▶ _Exercise prompt_
Count the lines containing "Santander". Give the number alone.

╔══

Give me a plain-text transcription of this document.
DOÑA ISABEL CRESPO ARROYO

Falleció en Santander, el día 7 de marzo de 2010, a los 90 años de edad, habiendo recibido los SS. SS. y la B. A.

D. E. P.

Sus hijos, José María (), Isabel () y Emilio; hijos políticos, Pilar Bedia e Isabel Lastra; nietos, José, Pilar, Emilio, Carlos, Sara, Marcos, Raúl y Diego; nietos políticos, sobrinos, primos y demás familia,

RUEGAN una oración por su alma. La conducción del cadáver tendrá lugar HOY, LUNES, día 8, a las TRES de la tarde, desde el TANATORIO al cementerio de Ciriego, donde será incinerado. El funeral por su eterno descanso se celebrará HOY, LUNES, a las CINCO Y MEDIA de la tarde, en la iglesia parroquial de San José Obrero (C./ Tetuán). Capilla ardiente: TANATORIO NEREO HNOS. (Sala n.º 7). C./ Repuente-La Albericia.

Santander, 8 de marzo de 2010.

╚══

▶ _Completed exercise_
2